Look through the data below and count each line where the word "Theft" appears. Reply with the count alone.

**SUPPLIED INFORMATION**
______________________________

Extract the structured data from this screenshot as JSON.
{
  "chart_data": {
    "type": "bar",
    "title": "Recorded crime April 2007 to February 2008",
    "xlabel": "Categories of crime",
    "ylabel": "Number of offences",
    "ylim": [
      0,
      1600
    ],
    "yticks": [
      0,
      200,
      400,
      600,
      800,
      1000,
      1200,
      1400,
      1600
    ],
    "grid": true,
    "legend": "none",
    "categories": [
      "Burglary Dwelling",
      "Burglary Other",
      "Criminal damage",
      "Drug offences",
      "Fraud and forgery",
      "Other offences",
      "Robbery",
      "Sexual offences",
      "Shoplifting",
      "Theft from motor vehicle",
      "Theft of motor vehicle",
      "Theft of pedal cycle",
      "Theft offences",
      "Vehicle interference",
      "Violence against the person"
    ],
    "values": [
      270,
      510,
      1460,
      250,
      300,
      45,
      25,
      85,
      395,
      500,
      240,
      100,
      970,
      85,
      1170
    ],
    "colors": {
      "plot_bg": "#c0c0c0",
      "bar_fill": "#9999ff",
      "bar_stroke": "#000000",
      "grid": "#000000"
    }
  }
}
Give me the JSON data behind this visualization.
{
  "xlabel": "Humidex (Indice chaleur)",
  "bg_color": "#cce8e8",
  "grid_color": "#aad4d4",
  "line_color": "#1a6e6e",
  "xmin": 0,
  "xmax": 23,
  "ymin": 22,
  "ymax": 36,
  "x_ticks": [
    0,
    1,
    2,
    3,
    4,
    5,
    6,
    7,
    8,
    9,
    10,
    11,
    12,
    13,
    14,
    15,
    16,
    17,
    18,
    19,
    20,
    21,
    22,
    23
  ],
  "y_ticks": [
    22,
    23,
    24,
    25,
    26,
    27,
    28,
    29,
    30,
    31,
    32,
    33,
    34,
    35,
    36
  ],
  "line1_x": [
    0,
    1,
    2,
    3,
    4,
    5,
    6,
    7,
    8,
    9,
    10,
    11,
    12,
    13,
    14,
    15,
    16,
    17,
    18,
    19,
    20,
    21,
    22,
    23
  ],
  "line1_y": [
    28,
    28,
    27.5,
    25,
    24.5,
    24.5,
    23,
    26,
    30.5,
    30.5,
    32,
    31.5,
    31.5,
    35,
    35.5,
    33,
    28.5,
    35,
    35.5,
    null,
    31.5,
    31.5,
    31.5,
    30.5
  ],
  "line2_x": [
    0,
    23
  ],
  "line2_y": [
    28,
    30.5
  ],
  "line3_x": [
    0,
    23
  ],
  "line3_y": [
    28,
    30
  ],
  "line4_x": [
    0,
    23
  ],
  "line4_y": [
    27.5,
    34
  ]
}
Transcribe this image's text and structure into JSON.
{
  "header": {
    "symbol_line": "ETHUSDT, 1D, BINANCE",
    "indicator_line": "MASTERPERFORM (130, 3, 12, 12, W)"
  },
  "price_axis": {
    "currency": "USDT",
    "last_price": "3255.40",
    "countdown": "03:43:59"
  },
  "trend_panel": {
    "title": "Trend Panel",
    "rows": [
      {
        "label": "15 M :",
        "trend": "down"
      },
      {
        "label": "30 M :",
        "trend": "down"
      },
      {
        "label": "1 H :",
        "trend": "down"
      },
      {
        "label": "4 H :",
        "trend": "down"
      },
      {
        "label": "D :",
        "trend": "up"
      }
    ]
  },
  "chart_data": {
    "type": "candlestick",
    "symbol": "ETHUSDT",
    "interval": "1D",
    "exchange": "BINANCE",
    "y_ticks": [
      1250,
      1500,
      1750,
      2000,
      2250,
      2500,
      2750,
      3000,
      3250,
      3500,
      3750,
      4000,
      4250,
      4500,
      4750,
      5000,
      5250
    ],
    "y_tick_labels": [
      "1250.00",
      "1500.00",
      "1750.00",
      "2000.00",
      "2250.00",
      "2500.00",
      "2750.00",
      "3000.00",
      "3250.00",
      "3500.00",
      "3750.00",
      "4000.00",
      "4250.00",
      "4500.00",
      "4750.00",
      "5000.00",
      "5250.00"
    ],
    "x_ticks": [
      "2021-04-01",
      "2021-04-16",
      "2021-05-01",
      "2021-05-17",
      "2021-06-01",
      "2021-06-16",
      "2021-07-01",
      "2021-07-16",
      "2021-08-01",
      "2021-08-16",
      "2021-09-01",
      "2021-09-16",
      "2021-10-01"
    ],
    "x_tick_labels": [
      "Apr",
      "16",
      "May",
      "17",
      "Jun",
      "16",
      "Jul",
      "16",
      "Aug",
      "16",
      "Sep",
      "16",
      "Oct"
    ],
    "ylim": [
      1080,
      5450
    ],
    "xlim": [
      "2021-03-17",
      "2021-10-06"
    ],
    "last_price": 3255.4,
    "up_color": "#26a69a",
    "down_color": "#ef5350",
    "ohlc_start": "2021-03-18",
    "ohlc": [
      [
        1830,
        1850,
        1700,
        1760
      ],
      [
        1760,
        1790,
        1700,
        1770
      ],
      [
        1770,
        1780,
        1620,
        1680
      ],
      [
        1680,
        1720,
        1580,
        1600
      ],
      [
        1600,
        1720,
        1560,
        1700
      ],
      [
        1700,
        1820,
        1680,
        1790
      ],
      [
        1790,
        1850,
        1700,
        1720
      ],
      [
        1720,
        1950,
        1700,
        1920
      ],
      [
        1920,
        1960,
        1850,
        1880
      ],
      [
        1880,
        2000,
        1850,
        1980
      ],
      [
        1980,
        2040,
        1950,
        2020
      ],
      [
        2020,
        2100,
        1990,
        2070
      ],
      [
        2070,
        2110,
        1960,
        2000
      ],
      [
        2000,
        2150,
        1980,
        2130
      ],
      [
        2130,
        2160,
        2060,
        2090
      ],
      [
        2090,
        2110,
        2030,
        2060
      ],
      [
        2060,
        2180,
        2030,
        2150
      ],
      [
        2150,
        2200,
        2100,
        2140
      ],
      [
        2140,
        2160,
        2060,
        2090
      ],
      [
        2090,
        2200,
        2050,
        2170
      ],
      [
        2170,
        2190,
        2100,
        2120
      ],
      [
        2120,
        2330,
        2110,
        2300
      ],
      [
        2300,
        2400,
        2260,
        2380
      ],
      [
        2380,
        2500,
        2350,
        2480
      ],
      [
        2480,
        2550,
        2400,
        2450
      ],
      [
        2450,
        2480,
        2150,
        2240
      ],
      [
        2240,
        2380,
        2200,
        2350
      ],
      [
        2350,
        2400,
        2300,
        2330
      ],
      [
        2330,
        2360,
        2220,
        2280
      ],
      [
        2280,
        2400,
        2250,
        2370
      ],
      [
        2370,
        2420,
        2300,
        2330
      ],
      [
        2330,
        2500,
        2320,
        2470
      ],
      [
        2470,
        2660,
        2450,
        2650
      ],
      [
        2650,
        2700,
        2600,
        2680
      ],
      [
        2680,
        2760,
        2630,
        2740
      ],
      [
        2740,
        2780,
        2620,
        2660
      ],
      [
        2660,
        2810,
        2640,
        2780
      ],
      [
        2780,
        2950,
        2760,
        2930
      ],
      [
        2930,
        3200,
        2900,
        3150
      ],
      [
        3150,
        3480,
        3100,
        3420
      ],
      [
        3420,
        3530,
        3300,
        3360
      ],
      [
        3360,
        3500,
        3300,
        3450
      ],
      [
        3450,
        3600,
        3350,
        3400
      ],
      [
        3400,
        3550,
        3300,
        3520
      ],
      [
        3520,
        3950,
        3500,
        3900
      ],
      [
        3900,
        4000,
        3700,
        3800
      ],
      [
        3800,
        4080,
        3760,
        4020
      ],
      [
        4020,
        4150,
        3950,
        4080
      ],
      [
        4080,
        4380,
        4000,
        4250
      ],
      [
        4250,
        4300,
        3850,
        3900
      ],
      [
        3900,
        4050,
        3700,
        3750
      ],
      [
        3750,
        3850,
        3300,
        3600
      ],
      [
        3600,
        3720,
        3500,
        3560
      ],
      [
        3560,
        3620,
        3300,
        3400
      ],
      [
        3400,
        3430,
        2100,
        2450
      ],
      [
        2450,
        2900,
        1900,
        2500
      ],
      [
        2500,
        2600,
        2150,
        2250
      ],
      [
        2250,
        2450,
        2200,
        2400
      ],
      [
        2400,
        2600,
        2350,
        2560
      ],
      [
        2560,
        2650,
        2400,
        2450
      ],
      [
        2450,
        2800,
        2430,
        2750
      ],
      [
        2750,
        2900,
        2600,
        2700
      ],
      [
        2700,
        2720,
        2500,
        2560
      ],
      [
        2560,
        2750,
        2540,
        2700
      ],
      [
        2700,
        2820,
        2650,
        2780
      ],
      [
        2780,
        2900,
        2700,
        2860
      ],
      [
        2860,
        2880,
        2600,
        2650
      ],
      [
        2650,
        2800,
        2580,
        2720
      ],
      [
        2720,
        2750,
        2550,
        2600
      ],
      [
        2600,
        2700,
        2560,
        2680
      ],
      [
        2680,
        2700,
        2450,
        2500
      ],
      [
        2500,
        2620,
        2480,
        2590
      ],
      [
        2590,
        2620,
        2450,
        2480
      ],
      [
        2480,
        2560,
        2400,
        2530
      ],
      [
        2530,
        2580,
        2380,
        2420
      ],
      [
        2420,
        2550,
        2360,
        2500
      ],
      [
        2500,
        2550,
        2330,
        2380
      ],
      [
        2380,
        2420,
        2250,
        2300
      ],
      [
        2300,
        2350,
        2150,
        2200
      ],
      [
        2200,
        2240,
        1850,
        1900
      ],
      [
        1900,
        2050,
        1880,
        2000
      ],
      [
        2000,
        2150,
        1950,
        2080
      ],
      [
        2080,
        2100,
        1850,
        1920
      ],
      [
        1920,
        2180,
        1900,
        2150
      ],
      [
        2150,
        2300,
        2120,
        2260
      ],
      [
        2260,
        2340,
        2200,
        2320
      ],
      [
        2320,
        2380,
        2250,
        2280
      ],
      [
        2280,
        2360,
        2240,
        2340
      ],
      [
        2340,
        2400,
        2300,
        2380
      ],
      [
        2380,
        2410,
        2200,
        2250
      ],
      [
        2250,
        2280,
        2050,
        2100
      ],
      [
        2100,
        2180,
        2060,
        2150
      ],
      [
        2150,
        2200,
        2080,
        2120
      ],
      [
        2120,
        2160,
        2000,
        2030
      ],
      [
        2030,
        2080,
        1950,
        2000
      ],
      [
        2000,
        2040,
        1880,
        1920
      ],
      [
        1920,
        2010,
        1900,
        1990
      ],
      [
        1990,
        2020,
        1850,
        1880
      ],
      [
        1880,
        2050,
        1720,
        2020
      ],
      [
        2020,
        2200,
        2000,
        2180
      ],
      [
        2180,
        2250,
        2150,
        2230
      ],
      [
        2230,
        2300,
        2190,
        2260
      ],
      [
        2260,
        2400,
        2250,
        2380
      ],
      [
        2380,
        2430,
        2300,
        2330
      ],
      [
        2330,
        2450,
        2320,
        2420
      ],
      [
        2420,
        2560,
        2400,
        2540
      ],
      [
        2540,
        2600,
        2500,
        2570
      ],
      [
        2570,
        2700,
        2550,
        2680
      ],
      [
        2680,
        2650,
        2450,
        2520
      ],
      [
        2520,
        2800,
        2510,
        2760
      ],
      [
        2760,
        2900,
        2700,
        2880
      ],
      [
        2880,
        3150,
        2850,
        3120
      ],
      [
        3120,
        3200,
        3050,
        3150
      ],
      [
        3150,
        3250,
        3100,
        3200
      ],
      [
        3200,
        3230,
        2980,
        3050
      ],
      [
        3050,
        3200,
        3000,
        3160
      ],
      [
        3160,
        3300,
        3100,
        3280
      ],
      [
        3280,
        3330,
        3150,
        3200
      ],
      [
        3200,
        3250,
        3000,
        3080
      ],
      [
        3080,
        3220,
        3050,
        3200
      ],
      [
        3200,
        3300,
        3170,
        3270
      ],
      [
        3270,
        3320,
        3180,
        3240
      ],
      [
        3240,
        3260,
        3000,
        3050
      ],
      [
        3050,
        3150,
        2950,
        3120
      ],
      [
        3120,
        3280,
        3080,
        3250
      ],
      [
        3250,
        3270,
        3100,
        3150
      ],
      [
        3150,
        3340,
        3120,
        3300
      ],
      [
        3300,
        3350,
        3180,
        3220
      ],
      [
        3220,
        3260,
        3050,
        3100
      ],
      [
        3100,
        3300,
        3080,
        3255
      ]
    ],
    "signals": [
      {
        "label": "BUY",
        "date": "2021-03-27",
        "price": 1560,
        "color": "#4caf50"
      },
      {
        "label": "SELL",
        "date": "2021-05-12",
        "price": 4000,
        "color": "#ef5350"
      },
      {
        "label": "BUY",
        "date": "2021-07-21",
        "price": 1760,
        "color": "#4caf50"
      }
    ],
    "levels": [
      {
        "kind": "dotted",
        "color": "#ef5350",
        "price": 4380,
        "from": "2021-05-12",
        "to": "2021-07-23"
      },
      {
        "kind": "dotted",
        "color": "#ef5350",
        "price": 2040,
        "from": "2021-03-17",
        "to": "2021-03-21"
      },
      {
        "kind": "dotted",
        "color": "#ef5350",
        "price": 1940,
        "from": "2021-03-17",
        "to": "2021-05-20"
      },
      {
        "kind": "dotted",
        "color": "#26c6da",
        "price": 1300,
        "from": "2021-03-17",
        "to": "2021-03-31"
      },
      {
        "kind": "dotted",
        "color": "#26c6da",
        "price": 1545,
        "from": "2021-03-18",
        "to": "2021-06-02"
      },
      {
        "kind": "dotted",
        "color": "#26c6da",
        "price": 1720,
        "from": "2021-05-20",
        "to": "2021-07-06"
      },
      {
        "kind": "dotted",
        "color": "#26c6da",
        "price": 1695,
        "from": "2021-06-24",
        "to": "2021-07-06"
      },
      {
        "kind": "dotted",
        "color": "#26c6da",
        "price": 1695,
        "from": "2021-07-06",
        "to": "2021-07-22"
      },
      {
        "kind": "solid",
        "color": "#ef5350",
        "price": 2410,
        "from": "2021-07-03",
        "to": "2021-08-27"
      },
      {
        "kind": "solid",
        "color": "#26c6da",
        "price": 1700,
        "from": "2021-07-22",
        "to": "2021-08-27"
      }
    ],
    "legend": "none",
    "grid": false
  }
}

______________________________

**OUTPUT**
4